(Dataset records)
--------------------------------
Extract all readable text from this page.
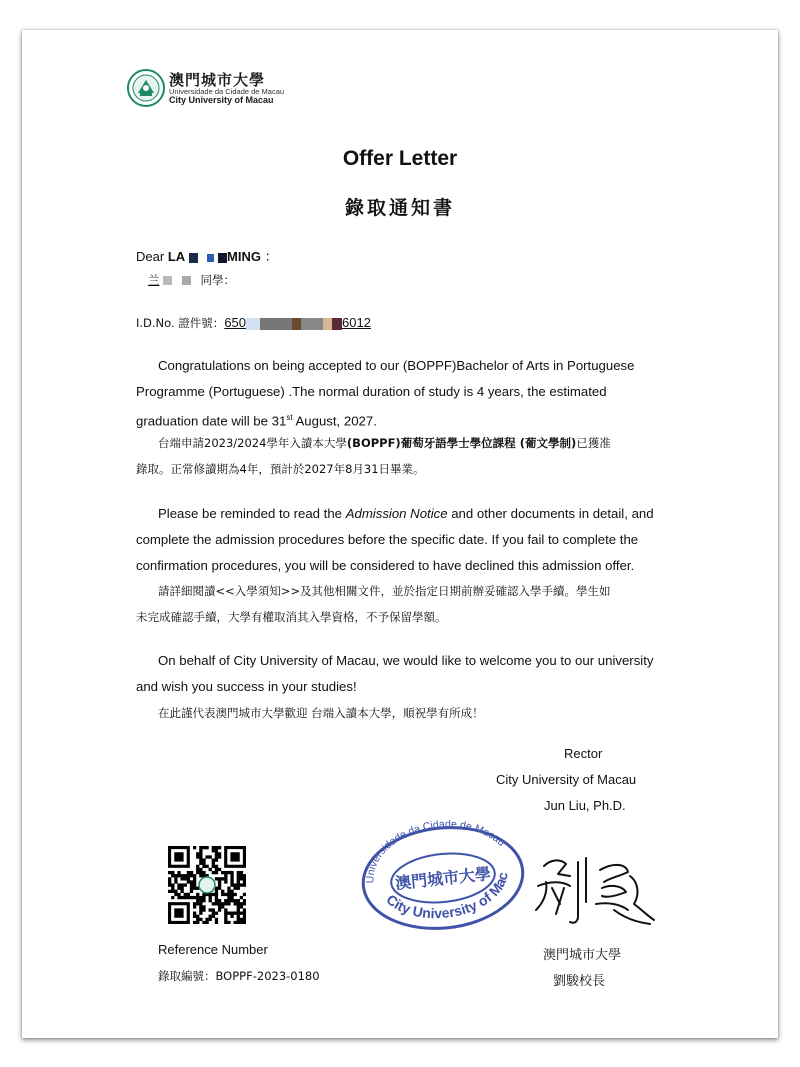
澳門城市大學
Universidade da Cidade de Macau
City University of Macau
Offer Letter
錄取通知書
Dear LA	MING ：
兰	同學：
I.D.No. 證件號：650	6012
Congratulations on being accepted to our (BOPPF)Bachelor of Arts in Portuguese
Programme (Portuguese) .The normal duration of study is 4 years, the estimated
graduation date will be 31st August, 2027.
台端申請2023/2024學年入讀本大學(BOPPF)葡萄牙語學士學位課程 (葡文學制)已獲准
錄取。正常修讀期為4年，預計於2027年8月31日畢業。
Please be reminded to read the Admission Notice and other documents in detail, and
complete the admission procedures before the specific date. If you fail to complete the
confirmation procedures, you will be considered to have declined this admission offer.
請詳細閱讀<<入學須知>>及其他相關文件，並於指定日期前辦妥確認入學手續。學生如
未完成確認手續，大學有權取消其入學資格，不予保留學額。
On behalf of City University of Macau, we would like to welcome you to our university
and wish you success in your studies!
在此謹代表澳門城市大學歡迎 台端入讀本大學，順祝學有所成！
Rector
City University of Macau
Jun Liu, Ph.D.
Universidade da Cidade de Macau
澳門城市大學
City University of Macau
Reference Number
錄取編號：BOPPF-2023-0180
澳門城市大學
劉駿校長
--------------------------------
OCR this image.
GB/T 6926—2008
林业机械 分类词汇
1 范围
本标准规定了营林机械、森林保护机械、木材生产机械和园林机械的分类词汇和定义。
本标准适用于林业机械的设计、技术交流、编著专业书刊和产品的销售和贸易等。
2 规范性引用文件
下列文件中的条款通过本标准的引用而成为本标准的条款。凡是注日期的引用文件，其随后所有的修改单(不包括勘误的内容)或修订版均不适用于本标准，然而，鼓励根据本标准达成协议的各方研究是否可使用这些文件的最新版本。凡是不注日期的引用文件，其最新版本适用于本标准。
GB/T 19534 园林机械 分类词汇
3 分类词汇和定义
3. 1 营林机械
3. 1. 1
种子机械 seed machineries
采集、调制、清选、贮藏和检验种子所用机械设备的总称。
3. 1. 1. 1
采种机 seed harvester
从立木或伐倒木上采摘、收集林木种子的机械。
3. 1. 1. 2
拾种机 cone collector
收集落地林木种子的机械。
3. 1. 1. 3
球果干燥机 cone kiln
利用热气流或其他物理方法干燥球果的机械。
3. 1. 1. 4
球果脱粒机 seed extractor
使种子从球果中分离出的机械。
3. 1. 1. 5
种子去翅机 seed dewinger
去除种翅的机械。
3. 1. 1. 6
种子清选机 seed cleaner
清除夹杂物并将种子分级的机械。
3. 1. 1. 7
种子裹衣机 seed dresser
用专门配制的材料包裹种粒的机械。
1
--------------------------------
## What the task asks
Look over the records above and copy each line that includes the string "this".

## Reply to the exercise
Extract all readable text from this page.
confirmation procedures, you will be considered to have declined this admission offer.
OCR this image.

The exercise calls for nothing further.